Pubdate: Fri, 06 Mar 2015
Source: Regina Leader-Post (CN SN)
Copyright: 2015 The Leader-Post Ltd.
Contact: http://www.leaderpost.com/opinion/letters/letters-to-the-editor.html
Website: http://www.leaderpost.com/
Details: http://www.mapinc.org/media/361
Author: Barb Pacholik
Page: A1
Bookmark: http://www.mapinc.org/af.htm (Asset Forfeiture)

TRUCK FIGHT A TRAIL-BLAZER

REGINA - In the world of drug deals, this one, made on a street 
corner in Regina's inner city, was small - $60 for two prescription 
pills - but its impact was big.

Less Breaking Bad and more making a tad, the low level deal gave way 
to a high court ruling that helped shape a Saskatchewan law that has 
required people to forfeit more than $2 million in cash, vehicles and 
real estate.

"You want to capture those resources that are tainted by crime and 
make them unavailable for future use," explains Tammy Pryznyk, a 
Justice Ministry lawyer on the front lines of the Seizure of Criminal 
Property Act.

The law, enacted in 2009, allows the province to seek forfeiture of 
any "proceeds of unlawful activity or an instrument of unlawful 
activity" - regardless of a criminal conviction or charges laid. In 
David Mihalyko's case, the "instrument" was his 1998 Chev Blazer, 
worth about $7,500 at the time.

The truck was low on gas and Mihalyko was short on money that night 
in September 2010, when he struck a deal for two of his Oxy-Contin 
pills, prescribed for a foot injury. As a judge later determined, 
Mihalyko promptly used the cash to fuel up the Blazer. The woman who 
bought his pain meds was an undercover officer posing as a sex trade worker.

A costly mistake for Mihalyko was a lucrative one for the province.

Its forfeiture law was a little more than a year old, but no one had 
taken a run at it in the courts.

While his lawyer warned the legal bill was going to cost more than 
the truck's value, Mihalyko, using borrowed money, decided to take 
his shot at the law.

"I'm not perfect ... but I thought I didn't deserve that," he says. 
"I just thought it was very extreme."

In criminal court, Mihalyko pleaded guilty and got a nine-month 
sentence served in the community. His truck, however, remained locked up.

Mihalyko contended it fell under what he calls "an escape clause" 
that permits civil forfeiture "unless it clearly would not be in the 
interests of justice."

His lawyer, Brad Tilling, argued that taking a $7,500 truck for a $60 
dope deal should be exempt. A Queen's Bench judge agreed, but his 
decision was overturned when the provincial government appealed.

The Saskatchewan Court of Appeal ruling in 2012 established a 
precedent, affecting forfeiture cases since then. The court said 
Mihalyko hadn't proven forfeiting his truck was "draconian and unjust 
or manifestly harsh," and the drug trade's impact also had to be 
weighed in the balance.

##############################

PROBLEM SET:
(1) According to the article on Saskatchewan's criminal property forfeiture law, in what year was the Seizure of Criminal Property Act enacted?
(2) Carry on the news article about the forfeited truck and Saskatchewan's forfeiture law, beginning right after its final sentence.

DATA SHOWN:
##############################

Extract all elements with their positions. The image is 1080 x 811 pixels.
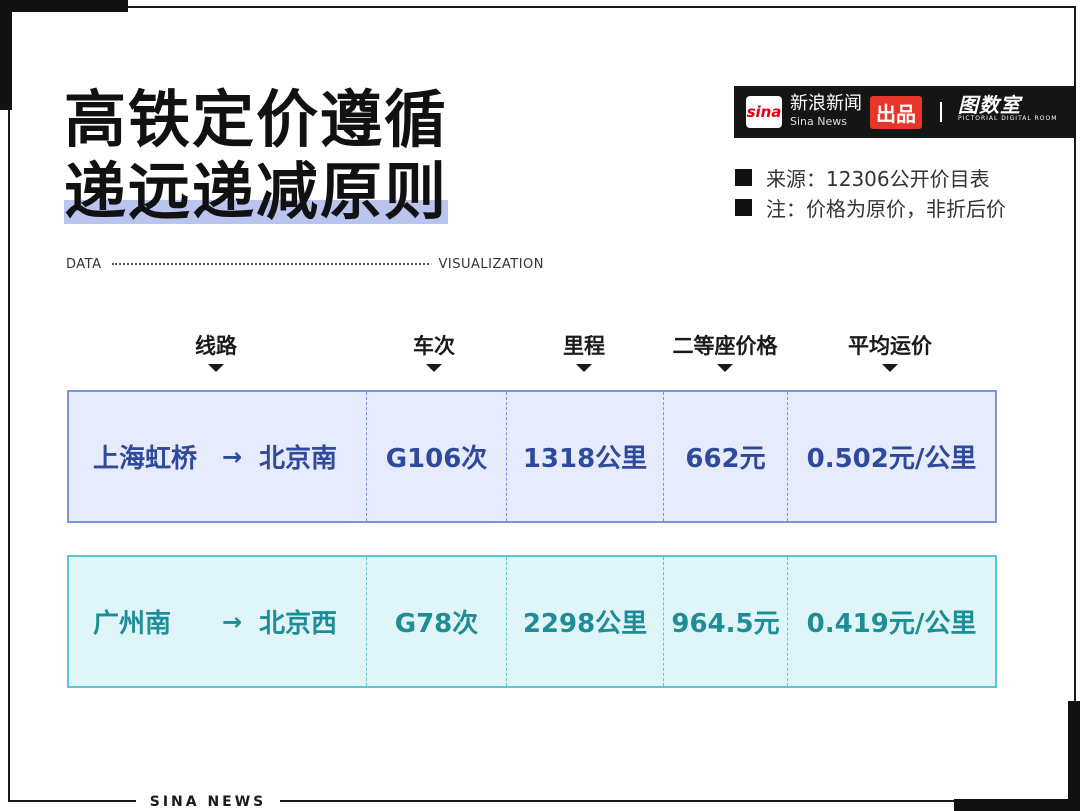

##############################

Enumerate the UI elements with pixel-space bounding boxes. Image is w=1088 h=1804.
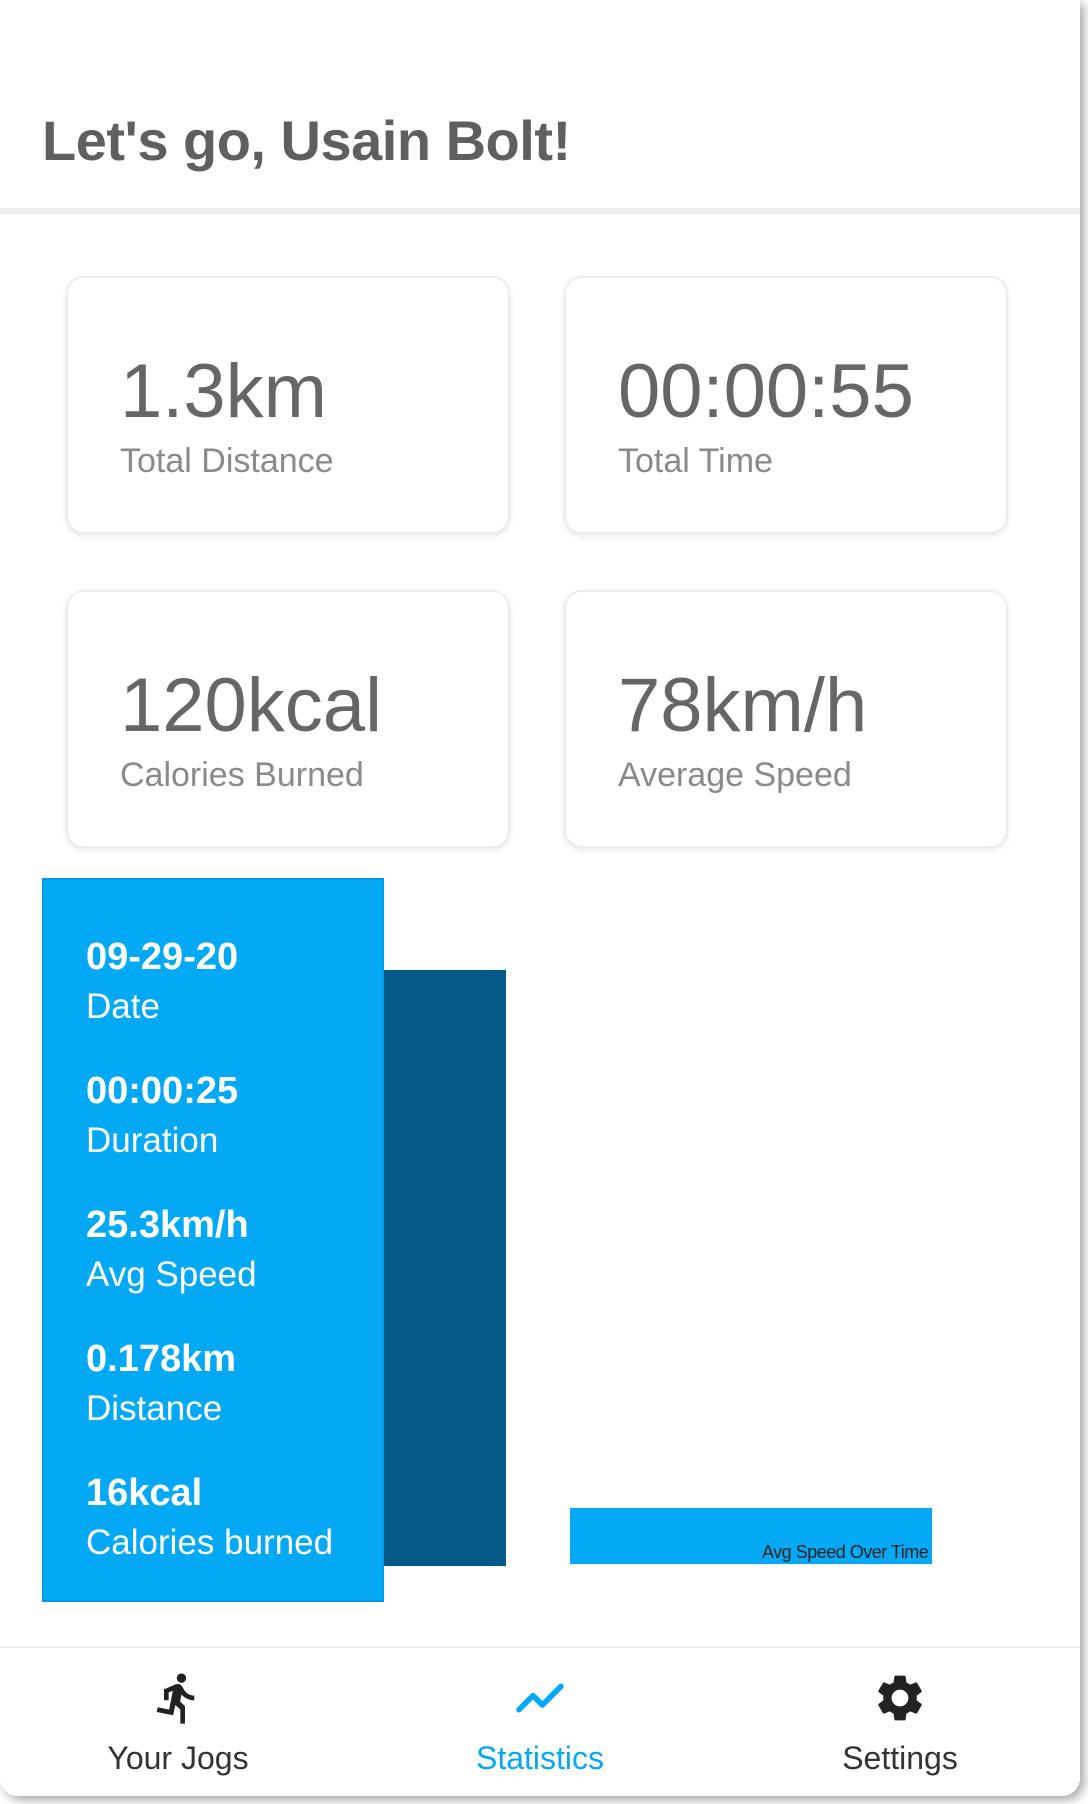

##############################

PER-TASK ANSWERS:
(1) 2009

(2)
Mihalyko still bristles at that decision and the law he once called 
"a licence to steal."

"If you've got a guy that's got thousands of unclaimed dollars and 
he's a known trafficker, he's driving Porsches, maybe that's 
different," he says. "I'm sure that's what the law was intended to 
do, to deter those that are profiting off a bunch of crimes.

"If I didn't meet that (escape) clause, then nobody did, because it 
was such a small amount, and it was the first time I was ever charged 
with such an offence."

As one judge pointed out in another ruling, the Mihalyko case 
established that exceptions are very rare.

Indeed. Of the 97 forfeiture applications decided by the court as of 
the end of February, only three have been rejected:

■ A Vancouver woman visiting Regina got back $4,960 cash - all 
$20 and $100 bills bound by an elastic - after a judge found more 
than "mere suspicion" was needed to tie it and her to a drug house;

■ A cargo van used in an "inept" attempt to haul stolen copper 
was returned after a judge found it wasn't in the public interest to 
take the only means of livelihood from an ailing Saskatoon couple who 
used the vehicle for a hauling business;

■ A judge refused to grant forfeiture of a repeat drunk driver's vehicle.

Eighty per cent of people caught by the law quietly walk away, never 
seeking their day in court - so the province revised the law, 
effective Jan. 1, to allow for simpler and faster "administrative 
forfeiture." It applies to seizures of personal property (excluding 
"real property" like buildings) worth less than $75,000 - as about 94 
per cent of concluded forfeitures have been in the past.

People with an interest in the assets are notified of their right to 
dispute forfeiture.

They have 30 days to file a response.

If it's not disputed, the province gets the property, without going 
to the court - what Justice Minister Gord Wyant in the annual report 
calls "a more efficient process" and Regina defence lawyer Barry 
Nychuk dubs "another shortcut to seizing money."

Asked what else may be on the horizon, Pryznyk says there are no 
specific plans for expanded use of the law, but "it depends on what 
comes our way."

Most forfeiture orders have been for suspected drug money, but the 
province recently tried to steer things in a new direction.

"We wanted to see if the courts were seeing an impaired driving or 
over .08 situation as the unlawful activity," Pryznyk said.

Onile Leslie Lanovaz was driving impaired - it would become his 
eighth such conviction - when he hit a ditch near Saskatoon one 
winter day two years ago.

The province argued his 2009 Pontiac G5 Coupe was "an instrument of 
unlawful activity" because it was "likely" to result in bodily harm.

Lanovaz argued forfeiture of his car wasn't in the interests of justice.

Citing the Mihalyko ruling - "the most often referenced authority for 
these applications" - Justice Richard Elson sided with Lanovaz, but 
also didn't rule out the possibility of vehicle forfeitures for drunk 
drivers in the future with "specific and clearer legislation."

As for Mihalyko's Blazer, while the government succeeded in getting 
its forfeiture order, it never actually got his truck.

"They came out and they asked me, 'Where's your truck?'" he recalls. 
"And I said, 'I sold it.' And then these two officers are looking at 
each other ... She looked at the guy, and she goes, ' Now what?' "

Mihalyko says he found a legal loophole and drove through it - 
selling the Blazer between the time it was ordered returned by the 
lower court and before the high court's forfeiture order.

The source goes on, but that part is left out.